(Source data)
[Begin]

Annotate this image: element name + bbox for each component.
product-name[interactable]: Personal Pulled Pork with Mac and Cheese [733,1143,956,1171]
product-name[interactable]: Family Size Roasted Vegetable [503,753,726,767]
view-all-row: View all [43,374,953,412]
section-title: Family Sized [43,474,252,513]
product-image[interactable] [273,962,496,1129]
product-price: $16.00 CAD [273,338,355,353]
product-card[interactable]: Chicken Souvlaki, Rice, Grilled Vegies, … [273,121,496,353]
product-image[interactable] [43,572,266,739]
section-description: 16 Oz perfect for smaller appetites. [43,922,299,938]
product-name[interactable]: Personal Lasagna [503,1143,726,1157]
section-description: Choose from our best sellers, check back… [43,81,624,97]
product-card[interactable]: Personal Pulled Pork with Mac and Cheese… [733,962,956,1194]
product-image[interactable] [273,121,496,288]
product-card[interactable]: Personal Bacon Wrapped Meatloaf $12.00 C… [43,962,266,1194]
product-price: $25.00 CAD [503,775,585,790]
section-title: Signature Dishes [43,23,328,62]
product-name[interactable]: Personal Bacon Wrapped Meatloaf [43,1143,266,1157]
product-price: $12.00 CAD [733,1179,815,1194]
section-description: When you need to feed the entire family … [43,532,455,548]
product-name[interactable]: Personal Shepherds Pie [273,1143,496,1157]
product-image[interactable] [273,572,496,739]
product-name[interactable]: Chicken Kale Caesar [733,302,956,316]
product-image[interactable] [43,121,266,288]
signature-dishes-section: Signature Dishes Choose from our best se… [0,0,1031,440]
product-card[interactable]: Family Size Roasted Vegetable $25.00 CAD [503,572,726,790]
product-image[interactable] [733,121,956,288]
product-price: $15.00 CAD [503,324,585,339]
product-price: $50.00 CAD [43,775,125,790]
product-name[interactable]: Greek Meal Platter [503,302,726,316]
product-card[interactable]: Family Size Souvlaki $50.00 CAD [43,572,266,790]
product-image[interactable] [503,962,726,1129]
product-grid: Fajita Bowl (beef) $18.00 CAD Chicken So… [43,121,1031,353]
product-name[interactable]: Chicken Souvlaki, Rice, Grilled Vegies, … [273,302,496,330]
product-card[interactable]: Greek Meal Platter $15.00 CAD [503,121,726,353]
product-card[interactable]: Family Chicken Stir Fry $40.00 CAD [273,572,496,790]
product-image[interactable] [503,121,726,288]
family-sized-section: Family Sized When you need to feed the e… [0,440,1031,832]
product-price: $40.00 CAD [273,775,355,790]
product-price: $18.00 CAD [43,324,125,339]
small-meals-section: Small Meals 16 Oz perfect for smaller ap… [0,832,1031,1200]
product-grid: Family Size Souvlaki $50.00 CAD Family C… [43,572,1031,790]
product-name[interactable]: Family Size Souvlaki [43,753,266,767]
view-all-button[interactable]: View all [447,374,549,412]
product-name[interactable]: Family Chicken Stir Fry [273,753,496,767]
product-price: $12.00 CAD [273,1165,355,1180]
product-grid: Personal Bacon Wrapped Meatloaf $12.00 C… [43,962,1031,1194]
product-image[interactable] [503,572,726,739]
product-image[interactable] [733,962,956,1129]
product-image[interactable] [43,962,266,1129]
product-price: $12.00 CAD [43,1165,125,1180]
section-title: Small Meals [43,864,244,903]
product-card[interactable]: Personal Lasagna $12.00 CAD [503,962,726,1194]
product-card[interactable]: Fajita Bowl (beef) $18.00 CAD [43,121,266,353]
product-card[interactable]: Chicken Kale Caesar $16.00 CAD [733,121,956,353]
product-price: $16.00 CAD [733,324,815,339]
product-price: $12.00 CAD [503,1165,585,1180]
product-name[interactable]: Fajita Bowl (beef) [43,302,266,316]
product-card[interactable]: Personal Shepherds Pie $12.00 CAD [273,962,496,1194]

[End]

### TASK BRIEF
Reproduce every row above verbatim.

### OUTPUT BELOW
Annotate this image: element name + bbox for each component.
product-name[interactable]: Personal Pulled Pork with Mac and Cheese [733,1143,956,1171]
product-name[interactable]: Family Size Roasted Vegetable [503,753,726,767]
view-all-row: View all [43,374,953,412]
section-title: Family Sized [43,474,252,513]
product-image[interactable] [273,962,496,1129]
product-price: $16.00 CAD [273,338,355,353]
product-card[interactable]: Chicken Souvlaki, Rice, Grilled Vegies, … [273,121,496,353]
product-image[interactable] [43,572,266,739]
section-description: 16 Oz perfect for smaller appetites. [43,922,299,938]
product-name[interactable]: Personal Lasagna [503,1143,726,1157]
section-description: Choose from our best sellers, check back… [43,81,624,97]
product-card[interactable]: Personal Pulled Pork with Mac and Cheese… [733,962,956,1194]
product-image[interactable] [273,121,496,288]
product-card[interactable]: Personal Bacon Wrapped Meatloaf $12.00 C… [43,962,266,1194]
product-price: $25.00 CAD [503,775,585,790]
section-title: Signature Dishes [43,23,328,62]
product-name[interactable]: Personal Bacon Wrapped Meatloaf [43,1143,266,1157]
product-price: $12.00 CAD [733,1179,815,1194]
section-description: When you need to feed the entire family … [43,532,455,548]
product-name[interactable]: Personal Shepherds Pie [273,1143,496,1157]
product-image[interactable] [273,572,496,739]
product-name[interactable]: Chicken Kale Caesar [733,302,956,316]
product-image[interactable] [43,121,266,288]
signature-dishes-section: Signature Dishes Choose from our best se… [0,0,1031,440]
product-card[interactable]: Family Size Roasted Vegetable $25.00 CAD [503,572,726,790]
product-image[interactable] [733,121,956,288]
product-price: $15.00 CAD [503,324,585,339]
product-price: $50.00 CAD [43,775,125,790]
product-name[interactable]: Greek Meal Platter [503,302,726,316]
product-card[interactable]: Family Size Souvlaki $50.00 CAD [43,572,266,790]
product-image[interactable] [503,962,726,1129]
product-grid: Fajita Bowl (beef) $18.00 CAD Chicken So… [43,121,1031,353]
product-name[interactable]: Chicken Souvlaki, Rice, Grilled Vegies, … [273,302,496,330]
product-card[interactable]: Greek Meal Platter $15.00 CAD [503,121,726,353]
product-card[interactable]: Family Chicken Stir Fry $40.00 CAD [273,572,496,790]
product-image[interactable] [503,121,726,288]
family-sized-section: Family Sized When you need to feed the e… [0,440,1031,832]
product-price: $40.00 CAD [273,775,355,790]
product-price: $18.00 CAD [43,324,125,339]
small-meals-section: Small Meals 16 Oz perfect for smaller ap… [0,832,1031,1200]
product-grid: Family Size Souvlaki $50.00 CAD Family C… [43,572,1031,790]
product-name[interactable]: Family Size Souvlaki [43,753,266,767]
view-all-button[interactable]: View all [447,374,549,412]
product-name[interactable]: Family Chicken Stir Fry [273,753,496,767]
product-price: $12.00 CAD [273,1165,355,1180]
product-grid: Personal Bacon Wrapped Meatloaf $12.00 C… [43,962,1031,1194]
product-image[interactable] [503,572,726,739]
product-image[interactable] [733,962,956,1129]
product-image[interactable] [43,962,266,1129]
product-price: $12.00 CAD [43,1165,125,1180]
section-title: Small Meals [43,864,244,903]
product-card[interactable]: Personal Lasagna $12.00 CAD [503,962,726,1194]
product-card[interactable]: Fajita Bowl (beef) $18.00 CAD [43,121,266,353]
product-card[interactable]: Chicken Kale Caesar $16.00 CAD [733,121,956,353]
product-price: $16.00 CAD [733,324,815,339]
product-price: $12.00 CAD [503,1165,585,1180]
product-name[interactable]: Fajita Bowl (beef) [43,302,266,316]
product-card[interactable]: Personal Shepherds Pie $12.00 CAD [273,962,496,1194]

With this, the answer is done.